[start DATASET ENTRIES]

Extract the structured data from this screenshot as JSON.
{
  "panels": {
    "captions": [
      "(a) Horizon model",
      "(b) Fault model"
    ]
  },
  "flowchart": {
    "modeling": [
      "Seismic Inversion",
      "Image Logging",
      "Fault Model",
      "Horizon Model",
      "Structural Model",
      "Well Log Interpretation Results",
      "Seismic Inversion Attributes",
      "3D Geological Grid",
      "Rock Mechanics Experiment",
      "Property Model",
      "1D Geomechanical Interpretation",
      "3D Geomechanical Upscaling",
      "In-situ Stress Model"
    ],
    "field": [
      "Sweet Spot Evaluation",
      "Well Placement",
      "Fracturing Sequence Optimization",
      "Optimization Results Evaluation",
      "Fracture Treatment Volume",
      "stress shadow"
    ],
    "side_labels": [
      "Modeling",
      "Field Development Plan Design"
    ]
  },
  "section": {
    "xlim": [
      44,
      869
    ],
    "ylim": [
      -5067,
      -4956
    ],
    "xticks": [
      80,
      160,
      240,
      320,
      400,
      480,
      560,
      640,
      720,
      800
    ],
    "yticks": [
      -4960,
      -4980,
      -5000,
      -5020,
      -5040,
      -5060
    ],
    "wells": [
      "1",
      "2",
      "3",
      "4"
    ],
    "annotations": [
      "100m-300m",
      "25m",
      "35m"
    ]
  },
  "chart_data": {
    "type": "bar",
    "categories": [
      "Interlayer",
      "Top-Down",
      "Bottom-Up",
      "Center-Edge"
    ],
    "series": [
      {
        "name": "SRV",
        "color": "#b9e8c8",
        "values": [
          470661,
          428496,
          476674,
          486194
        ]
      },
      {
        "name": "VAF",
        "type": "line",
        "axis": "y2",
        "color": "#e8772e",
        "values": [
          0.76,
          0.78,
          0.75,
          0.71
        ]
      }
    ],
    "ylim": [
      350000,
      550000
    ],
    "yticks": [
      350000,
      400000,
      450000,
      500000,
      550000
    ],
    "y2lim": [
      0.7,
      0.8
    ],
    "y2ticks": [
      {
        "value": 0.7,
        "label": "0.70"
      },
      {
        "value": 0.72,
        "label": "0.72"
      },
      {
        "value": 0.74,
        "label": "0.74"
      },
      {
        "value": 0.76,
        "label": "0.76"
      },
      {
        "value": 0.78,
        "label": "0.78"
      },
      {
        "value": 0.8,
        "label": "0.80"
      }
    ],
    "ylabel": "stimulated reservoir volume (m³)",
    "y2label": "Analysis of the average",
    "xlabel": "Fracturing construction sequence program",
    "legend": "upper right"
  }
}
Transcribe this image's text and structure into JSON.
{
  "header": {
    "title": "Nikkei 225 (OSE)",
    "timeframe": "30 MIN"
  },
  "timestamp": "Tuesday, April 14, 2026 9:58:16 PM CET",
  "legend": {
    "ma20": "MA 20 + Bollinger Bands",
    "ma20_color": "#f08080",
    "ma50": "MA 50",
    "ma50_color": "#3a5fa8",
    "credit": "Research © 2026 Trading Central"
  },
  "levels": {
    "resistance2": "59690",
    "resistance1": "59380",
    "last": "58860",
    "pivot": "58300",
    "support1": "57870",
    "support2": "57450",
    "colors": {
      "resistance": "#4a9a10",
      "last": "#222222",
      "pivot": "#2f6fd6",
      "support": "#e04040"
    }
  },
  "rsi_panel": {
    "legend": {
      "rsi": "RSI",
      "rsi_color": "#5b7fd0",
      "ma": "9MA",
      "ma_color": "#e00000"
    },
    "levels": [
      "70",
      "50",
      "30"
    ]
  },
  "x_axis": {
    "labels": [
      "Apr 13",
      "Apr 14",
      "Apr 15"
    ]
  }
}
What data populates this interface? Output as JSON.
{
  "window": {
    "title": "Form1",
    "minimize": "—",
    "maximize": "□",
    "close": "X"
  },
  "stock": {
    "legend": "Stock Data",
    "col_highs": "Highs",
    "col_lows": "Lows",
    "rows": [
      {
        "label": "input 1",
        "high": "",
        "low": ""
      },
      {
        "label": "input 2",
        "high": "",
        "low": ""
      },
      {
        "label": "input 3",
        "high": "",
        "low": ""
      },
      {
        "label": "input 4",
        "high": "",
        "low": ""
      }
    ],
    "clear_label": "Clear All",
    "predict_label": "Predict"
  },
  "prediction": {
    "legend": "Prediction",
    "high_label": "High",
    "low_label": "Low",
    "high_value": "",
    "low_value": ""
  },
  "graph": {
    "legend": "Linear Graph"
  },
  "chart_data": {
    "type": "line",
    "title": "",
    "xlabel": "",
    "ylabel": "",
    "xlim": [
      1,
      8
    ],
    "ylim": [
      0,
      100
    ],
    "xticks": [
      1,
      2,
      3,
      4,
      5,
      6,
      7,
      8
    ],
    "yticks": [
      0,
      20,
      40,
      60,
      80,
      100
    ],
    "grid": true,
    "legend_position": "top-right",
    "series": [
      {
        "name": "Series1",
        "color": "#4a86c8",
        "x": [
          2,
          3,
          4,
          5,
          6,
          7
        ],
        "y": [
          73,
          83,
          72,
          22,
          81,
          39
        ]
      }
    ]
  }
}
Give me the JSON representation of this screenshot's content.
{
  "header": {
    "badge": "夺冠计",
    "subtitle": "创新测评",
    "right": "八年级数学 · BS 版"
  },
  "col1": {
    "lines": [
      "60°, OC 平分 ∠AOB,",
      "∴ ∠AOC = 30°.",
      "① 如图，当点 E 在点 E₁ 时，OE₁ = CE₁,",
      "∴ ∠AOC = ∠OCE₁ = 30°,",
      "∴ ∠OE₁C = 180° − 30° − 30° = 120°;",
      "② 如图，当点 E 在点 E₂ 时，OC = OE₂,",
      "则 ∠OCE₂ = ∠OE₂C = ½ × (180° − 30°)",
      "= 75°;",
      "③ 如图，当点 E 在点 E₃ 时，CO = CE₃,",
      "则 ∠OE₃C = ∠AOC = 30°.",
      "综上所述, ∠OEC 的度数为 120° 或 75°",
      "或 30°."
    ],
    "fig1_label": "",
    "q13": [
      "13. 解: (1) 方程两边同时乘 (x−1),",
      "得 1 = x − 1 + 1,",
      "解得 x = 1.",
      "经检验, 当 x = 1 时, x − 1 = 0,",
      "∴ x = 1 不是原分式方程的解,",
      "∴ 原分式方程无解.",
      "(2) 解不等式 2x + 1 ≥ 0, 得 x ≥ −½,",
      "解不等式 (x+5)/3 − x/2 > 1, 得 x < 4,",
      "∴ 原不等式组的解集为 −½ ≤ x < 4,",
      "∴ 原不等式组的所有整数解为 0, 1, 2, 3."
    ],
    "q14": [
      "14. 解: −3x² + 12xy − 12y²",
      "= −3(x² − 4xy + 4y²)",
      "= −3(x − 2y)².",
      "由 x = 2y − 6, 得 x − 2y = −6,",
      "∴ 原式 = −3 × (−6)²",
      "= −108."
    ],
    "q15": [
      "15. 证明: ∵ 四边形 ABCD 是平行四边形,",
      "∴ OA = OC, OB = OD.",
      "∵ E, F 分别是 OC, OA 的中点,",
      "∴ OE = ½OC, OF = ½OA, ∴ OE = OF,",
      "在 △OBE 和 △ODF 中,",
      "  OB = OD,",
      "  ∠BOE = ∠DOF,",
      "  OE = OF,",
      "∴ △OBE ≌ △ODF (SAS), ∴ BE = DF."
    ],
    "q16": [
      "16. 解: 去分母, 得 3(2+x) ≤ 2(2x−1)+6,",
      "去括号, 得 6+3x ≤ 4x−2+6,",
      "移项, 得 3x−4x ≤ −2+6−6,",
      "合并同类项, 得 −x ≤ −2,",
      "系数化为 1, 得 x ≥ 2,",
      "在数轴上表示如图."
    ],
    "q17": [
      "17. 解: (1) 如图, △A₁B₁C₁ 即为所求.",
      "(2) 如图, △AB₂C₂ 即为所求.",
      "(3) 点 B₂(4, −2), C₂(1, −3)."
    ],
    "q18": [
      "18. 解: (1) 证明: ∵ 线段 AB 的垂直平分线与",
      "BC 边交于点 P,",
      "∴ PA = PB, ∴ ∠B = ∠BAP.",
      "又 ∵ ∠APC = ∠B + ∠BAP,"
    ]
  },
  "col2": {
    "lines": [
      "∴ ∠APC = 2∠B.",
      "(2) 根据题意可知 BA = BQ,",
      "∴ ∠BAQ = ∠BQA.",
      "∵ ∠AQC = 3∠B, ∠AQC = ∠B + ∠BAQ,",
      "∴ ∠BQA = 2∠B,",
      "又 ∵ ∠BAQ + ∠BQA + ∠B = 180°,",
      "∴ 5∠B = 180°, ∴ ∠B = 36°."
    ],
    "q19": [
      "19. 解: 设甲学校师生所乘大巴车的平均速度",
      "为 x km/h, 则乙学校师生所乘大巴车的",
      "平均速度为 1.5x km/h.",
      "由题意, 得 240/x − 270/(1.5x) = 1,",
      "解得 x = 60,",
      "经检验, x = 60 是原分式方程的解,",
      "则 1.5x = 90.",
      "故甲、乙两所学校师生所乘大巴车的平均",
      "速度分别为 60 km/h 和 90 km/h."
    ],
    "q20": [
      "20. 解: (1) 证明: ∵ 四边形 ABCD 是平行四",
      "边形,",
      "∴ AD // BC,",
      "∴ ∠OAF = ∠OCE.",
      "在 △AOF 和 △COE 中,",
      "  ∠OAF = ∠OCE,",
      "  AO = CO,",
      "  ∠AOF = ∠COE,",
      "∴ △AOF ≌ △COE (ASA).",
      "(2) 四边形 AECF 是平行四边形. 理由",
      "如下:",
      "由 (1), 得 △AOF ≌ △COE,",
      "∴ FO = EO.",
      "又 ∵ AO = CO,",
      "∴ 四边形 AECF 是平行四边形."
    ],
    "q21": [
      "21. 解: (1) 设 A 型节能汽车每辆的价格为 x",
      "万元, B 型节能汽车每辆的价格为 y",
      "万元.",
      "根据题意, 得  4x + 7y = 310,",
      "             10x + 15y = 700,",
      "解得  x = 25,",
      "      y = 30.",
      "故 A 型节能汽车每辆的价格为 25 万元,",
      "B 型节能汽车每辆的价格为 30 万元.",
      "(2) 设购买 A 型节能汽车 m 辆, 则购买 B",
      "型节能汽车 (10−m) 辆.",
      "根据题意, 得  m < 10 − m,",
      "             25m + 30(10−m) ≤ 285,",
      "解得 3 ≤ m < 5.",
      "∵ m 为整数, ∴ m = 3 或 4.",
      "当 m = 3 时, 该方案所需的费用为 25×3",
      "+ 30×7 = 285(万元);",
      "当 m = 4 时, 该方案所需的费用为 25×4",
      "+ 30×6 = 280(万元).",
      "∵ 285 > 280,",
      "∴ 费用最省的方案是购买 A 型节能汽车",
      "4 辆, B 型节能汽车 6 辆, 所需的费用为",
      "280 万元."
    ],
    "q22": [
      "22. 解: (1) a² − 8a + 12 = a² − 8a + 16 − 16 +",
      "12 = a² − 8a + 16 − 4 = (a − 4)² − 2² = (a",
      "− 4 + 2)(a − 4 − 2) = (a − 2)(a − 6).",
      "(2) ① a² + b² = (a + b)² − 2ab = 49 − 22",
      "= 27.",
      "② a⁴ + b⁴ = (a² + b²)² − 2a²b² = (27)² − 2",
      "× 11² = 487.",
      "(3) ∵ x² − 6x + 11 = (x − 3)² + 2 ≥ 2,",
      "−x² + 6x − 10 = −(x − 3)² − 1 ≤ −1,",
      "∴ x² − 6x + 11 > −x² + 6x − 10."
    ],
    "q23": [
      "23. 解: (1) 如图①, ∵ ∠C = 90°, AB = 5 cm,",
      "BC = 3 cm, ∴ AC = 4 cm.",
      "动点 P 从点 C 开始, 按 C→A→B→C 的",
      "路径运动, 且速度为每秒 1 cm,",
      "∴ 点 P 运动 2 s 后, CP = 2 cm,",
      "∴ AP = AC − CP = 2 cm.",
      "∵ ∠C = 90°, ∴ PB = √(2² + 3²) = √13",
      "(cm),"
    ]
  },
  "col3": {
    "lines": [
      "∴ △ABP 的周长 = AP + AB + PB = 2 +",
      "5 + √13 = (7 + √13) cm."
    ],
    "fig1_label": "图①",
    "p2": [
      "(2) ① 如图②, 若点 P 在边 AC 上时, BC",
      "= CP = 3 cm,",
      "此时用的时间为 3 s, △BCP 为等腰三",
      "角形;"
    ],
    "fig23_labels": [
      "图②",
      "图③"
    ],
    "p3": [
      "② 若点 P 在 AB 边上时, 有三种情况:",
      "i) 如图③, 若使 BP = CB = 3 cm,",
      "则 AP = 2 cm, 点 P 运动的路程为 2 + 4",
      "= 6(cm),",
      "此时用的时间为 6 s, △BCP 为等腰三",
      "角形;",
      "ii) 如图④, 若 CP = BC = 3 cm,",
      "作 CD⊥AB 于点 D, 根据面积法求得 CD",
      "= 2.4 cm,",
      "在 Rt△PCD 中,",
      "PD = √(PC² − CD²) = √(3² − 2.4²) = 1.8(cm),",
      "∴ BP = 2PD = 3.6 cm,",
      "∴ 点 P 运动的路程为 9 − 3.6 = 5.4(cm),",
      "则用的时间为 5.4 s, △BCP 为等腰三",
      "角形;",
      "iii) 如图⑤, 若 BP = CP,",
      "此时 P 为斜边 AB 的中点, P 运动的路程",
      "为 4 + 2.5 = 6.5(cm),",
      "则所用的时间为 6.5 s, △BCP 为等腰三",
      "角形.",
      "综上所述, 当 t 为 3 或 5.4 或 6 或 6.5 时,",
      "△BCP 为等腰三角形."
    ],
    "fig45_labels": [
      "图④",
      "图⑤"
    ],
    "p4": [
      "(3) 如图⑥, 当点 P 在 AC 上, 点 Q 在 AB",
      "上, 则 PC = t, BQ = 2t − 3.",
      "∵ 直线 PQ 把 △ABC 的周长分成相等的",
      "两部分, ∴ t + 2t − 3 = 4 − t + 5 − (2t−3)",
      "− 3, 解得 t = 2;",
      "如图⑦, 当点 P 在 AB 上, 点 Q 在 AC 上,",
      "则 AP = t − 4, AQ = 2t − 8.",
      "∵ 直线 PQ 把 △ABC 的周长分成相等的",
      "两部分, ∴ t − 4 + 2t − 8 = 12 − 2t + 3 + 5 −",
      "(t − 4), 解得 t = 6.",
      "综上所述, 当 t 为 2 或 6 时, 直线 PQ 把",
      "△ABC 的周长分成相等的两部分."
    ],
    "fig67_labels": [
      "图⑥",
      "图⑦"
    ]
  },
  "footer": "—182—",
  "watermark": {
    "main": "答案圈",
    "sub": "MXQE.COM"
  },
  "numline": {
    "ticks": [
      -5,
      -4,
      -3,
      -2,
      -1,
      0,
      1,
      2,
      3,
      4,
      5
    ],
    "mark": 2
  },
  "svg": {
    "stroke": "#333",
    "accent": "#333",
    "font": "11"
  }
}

[end DATASET ENTRIES]

→ **EXERCISE PROMPT**: Select, from the listing, all lines that include the word "Inversion".

→ **RESPONSE**:
      "Seismic Inversion",
      "Seismic Inversion Attributes",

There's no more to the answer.